→ **RAW DATA**
* Begin *
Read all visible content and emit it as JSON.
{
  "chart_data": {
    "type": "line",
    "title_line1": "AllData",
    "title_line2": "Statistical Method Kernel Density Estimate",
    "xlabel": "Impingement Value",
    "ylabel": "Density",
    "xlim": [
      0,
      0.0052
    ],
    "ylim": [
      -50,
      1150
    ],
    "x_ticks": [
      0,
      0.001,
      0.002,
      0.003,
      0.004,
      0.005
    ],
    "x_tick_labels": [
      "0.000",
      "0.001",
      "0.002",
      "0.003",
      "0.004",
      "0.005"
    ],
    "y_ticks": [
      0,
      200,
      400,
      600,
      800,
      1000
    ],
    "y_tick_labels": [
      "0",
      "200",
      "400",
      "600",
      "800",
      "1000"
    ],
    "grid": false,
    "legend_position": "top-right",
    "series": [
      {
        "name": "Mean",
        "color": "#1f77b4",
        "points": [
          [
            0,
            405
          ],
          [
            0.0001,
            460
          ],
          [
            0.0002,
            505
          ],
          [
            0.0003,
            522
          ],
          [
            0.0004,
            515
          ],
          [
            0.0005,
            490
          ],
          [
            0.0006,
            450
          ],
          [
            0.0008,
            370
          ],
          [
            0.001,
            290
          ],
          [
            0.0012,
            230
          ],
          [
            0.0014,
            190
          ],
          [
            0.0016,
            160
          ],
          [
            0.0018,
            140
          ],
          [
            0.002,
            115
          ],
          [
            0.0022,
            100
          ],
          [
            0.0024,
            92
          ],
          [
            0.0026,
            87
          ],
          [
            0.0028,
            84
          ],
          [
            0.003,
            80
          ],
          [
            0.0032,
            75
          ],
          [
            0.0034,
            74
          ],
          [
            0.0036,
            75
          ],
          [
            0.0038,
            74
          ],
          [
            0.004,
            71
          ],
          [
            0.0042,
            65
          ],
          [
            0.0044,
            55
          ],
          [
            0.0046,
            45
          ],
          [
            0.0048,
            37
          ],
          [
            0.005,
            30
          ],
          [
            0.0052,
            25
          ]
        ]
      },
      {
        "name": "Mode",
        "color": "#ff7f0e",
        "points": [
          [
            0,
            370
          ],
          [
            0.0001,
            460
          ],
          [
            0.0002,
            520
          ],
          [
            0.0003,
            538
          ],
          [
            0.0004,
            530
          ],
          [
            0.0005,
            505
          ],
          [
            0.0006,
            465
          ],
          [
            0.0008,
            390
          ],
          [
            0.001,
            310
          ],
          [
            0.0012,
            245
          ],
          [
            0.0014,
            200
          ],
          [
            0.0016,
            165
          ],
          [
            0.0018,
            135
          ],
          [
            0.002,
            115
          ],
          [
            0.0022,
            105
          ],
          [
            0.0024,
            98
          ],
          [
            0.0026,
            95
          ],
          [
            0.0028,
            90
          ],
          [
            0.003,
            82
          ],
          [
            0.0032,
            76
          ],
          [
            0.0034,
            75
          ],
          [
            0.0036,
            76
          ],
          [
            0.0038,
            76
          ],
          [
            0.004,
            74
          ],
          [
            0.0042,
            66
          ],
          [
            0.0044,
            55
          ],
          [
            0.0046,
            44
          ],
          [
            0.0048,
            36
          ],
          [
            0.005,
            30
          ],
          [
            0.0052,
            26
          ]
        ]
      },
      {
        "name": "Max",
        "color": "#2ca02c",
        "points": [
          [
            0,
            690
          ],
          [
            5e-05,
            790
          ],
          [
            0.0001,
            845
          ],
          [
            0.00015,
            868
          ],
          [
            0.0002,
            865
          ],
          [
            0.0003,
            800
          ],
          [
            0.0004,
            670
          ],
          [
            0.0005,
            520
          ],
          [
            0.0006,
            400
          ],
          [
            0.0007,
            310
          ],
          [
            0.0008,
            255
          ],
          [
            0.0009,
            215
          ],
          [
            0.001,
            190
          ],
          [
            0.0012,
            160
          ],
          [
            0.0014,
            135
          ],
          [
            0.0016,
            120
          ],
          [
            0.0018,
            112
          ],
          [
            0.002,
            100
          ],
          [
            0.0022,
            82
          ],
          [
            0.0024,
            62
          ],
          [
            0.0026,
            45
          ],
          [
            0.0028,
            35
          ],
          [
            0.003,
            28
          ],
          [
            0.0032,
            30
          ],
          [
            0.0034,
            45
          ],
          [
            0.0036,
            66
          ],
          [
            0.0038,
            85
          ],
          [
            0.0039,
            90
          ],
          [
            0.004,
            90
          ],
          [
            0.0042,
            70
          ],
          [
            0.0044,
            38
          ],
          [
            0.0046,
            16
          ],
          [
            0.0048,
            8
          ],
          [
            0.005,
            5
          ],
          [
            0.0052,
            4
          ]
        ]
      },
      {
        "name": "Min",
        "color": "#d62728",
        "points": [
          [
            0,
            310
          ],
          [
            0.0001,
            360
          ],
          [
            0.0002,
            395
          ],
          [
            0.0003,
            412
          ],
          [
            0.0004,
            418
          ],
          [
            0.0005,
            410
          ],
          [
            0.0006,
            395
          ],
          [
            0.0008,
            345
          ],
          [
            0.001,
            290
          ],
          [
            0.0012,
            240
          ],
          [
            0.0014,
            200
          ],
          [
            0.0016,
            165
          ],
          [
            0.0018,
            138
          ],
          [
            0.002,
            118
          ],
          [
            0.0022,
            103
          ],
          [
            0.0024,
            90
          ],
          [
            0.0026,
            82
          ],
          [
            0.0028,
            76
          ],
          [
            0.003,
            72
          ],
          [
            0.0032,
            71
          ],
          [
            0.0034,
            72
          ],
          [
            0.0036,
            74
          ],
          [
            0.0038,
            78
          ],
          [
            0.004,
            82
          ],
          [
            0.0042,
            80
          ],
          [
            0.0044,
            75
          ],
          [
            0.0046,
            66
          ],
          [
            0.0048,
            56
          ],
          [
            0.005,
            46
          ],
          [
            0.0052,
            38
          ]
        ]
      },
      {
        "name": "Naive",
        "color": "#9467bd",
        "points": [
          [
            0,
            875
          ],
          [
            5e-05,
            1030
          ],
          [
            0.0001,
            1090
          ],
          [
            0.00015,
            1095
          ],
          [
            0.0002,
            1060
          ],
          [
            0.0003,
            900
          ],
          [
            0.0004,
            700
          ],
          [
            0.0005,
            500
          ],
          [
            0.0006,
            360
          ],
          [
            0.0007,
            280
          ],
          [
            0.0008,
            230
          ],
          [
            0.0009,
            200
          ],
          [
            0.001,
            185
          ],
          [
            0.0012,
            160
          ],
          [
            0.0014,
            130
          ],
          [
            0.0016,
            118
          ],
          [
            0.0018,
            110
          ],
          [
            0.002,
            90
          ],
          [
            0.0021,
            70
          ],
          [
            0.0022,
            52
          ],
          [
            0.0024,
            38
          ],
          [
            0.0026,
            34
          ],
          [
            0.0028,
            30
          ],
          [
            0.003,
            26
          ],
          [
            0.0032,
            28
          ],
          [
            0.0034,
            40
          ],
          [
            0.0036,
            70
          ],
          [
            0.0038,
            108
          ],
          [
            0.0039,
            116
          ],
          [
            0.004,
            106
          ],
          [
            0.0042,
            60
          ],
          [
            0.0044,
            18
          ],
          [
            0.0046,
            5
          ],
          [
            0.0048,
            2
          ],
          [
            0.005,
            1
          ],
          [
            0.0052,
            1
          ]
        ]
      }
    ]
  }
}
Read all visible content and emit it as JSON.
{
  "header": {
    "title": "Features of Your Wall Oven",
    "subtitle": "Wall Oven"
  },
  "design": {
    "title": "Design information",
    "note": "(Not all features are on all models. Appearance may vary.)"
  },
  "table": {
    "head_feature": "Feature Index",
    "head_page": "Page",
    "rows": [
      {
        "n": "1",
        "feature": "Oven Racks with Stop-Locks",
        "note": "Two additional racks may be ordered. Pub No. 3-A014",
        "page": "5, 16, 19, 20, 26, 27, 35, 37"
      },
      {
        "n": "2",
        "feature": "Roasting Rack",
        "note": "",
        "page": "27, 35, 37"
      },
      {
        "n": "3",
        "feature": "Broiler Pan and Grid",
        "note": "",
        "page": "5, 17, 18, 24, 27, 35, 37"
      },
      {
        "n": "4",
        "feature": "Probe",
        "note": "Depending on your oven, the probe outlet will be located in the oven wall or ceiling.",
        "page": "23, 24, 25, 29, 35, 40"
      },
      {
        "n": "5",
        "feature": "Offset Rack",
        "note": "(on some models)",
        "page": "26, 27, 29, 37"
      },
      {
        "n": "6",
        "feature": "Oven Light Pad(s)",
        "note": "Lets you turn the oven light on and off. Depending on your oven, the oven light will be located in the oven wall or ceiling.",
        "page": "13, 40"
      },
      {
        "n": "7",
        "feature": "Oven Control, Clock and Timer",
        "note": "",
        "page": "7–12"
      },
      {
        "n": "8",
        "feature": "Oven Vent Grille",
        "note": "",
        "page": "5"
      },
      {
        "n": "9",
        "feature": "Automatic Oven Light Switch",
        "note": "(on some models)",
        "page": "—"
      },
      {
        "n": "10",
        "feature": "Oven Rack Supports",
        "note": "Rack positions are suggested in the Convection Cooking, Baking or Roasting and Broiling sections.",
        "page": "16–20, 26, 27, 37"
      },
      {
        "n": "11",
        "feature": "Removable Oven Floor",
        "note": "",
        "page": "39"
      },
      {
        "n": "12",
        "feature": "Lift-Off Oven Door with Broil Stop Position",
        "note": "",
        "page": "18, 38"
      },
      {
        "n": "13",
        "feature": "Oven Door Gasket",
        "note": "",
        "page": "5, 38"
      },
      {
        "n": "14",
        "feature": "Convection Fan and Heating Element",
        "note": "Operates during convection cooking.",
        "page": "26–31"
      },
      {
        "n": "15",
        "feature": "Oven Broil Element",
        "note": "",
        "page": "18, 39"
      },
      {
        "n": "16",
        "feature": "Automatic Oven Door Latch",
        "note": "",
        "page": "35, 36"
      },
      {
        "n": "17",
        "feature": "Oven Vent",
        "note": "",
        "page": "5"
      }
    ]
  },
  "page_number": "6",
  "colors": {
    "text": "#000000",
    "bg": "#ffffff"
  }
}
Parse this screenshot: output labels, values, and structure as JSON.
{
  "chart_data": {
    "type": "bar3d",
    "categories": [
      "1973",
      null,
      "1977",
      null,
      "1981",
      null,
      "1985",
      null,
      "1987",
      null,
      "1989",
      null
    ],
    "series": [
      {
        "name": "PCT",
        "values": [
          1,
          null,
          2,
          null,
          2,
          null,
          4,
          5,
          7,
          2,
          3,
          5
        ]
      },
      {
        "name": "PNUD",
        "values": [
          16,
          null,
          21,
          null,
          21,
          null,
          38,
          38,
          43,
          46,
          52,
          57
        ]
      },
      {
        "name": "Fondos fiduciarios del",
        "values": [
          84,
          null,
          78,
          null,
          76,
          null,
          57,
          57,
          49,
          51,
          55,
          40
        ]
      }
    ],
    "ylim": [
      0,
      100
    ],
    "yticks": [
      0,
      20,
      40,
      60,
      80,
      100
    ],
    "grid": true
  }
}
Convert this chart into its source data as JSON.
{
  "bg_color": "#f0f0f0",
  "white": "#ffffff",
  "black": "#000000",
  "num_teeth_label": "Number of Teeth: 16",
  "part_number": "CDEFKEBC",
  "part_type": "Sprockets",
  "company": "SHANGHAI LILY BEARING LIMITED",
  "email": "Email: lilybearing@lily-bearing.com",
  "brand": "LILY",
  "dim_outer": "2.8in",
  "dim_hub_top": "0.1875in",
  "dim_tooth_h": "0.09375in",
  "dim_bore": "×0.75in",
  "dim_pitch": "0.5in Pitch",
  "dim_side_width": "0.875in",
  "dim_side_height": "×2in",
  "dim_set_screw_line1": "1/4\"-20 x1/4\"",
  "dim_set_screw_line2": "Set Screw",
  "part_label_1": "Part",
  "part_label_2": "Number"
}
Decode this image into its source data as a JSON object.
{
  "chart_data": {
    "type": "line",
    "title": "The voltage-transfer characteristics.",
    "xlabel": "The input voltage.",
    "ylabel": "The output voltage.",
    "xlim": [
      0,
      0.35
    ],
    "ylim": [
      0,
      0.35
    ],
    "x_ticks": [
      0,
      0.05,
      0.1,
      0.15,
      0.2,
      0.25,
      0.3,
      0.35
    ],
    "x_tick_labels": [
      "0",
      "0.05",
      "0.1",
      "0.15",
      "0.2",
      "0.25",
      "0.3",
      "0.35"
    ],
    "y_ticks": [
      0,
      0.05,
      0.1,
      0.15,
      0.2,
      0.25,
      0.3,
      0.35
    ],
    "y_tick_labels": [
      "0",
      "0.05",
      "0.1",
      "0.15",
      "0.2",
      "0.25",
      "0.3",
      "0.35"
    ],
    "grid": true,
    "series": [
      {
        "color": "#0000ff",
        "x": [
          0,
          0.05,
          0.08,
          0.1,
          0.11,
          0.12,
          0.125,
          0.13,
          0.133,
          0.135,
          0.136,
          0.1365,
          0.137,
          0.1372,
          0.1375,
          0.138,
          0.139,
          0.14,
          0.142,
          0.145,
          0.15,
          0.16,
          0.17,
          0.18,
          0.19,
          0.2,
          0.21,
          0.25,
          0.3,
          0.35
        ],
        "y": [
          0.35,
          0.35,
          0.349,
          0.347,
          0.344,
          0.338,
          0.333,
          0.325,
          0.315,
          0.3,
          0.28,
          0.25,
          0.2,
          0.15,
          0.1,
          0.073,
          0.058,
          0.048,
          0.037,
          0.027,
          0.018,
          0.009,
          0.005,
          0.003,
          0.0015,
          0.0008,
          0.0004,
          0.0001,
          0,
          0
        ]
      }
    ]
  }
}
* End *
→ **EXERCISE PROMPT**
Return all the lines that contain the string "JSON".

→ **EXERCISE RESPONSE**
Read all visible content and emit it as JSON.
Read all visible content and emit it as JSON.
Parse this screenshot: output labels, values, and structure as JSON.
Convert this chart into its source data as JSON.
Decode this image into its source data as a JSON object.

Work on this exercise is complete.